* **Your objective**: Pull out every line with the word "муниципальной" from the entries below.

* **Records**:
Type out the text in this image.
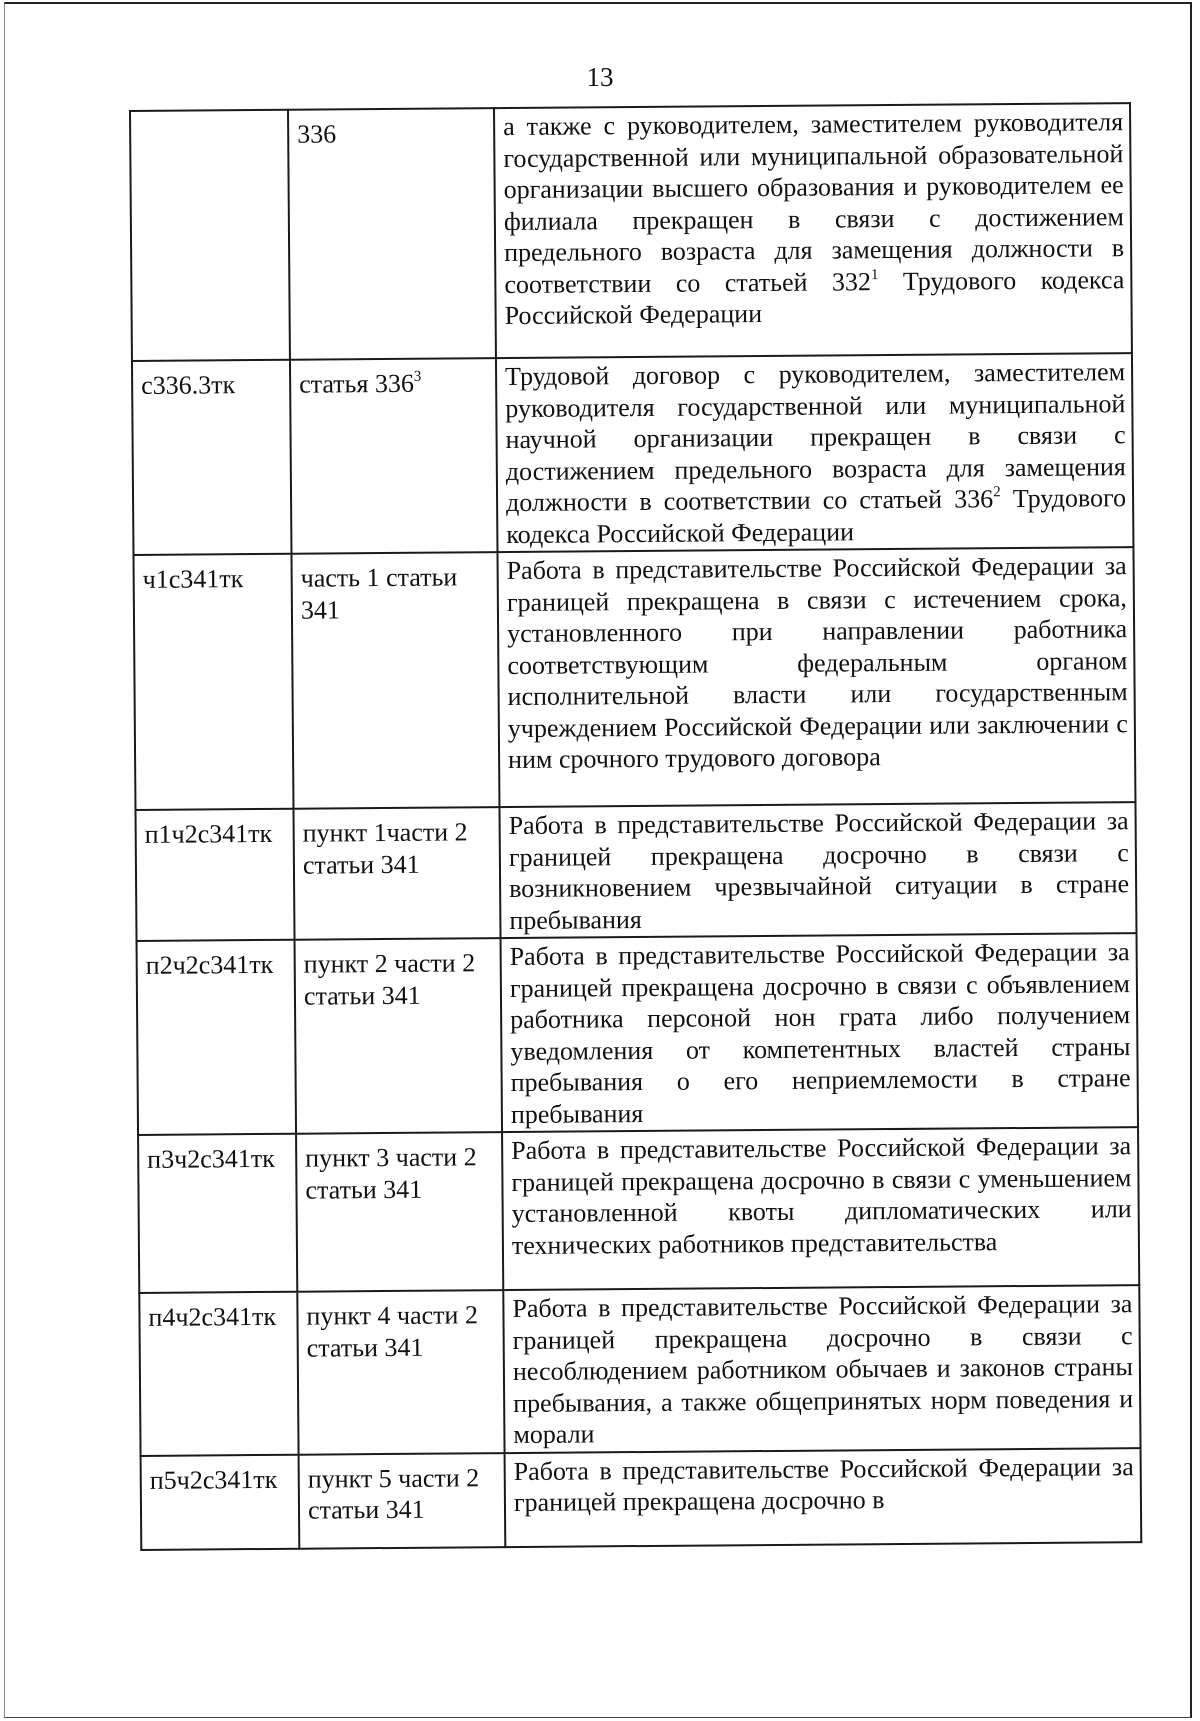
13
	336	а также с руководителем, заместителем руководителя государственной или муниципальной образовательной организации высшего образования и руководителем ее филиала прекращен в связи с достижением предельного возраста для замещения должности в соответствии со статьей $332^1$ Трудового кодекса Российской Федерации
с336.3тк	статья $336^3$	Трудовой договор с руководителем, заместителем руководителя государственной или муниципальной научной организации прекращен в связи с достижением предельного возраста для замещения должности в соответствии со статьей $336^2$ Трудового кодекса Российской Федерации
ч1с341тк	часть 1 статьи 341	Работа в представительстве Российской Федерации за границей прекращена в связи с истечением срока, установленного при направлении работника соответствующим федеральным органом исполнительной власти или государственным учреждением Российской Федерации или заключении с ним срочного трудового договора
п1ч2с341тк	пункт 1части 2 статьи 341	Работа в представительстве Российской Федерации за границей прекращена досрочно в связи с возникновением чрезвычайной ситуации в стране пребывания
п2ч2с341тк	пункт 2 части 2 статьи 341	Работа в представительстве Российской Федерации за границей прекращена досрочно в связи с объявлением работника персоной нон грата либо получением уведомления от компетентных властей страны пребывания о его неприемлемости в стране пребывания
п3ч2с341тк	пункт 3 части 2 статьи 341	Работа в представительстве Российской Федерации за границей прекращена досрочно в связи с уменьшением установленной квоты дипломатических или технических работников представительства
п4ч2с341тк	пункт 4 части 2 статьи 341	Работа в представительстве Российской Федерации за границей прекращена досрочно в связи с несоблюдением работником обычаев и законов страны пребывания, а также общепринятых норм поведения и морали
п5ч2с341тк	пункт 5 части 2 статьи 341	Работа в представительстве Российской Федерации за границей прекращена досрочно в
...
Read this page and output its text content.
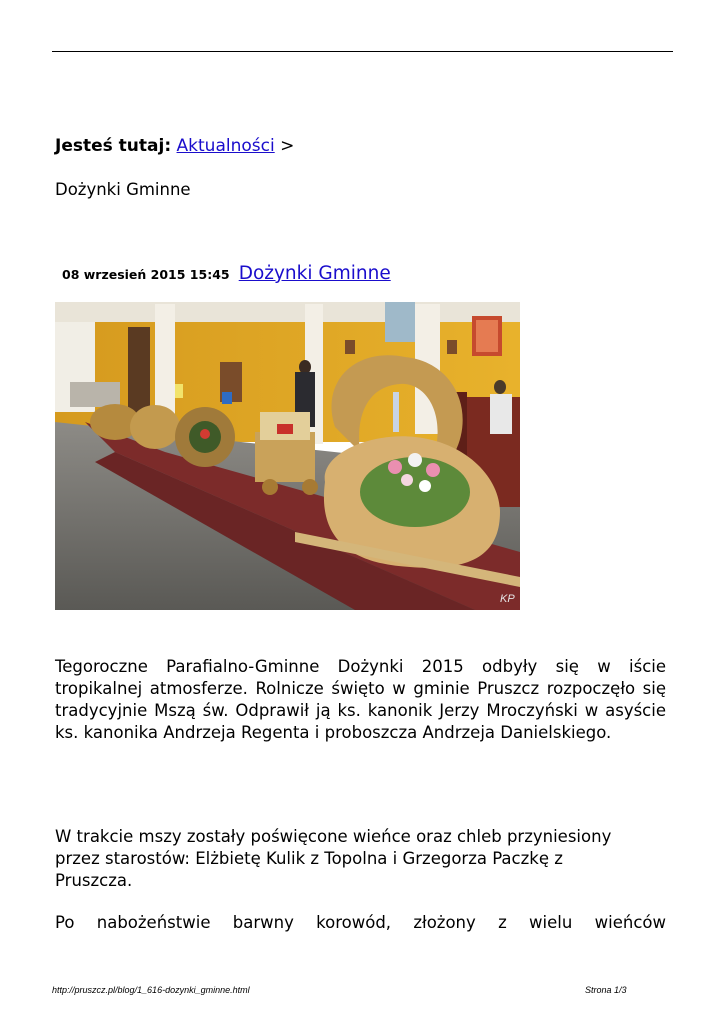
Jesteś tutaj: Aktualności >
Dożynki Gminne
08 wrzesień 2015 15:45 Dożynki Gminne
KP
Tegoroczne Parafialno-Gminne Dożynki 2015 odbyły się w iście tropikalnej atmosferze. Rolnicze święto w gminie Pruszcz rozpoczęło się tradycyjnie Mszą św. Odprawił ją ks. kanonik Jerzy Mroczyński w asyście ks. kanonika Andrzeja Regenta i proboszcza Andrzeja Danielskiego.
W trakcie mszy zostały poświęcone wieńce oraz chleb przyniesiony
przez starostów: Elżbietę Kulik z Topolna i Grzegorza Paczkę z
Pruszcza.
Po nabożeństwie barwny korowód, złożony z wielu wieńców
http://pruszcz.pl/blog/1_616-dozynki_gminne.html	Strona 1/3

* **Response to this task**:
	336	а также с руководителем, заместителем руководителя государственной или муниципальной образовательной организации высшего образования и руководителем ее филиала прекращен в связи с достижением предельного возраста для замещения должности в соответствии со статьей $332^1$ Трудового кодекса Российской Федерации
с336.3тк	статья $336^3$	Трудовой договор с руководителем, заместителем руководителя государственной или муниципальной научной организации прекращен в связи с достижением предельного возраста для замещения должности в соответствии со статьей $336^2$ Трудового кодекса Российской Федерации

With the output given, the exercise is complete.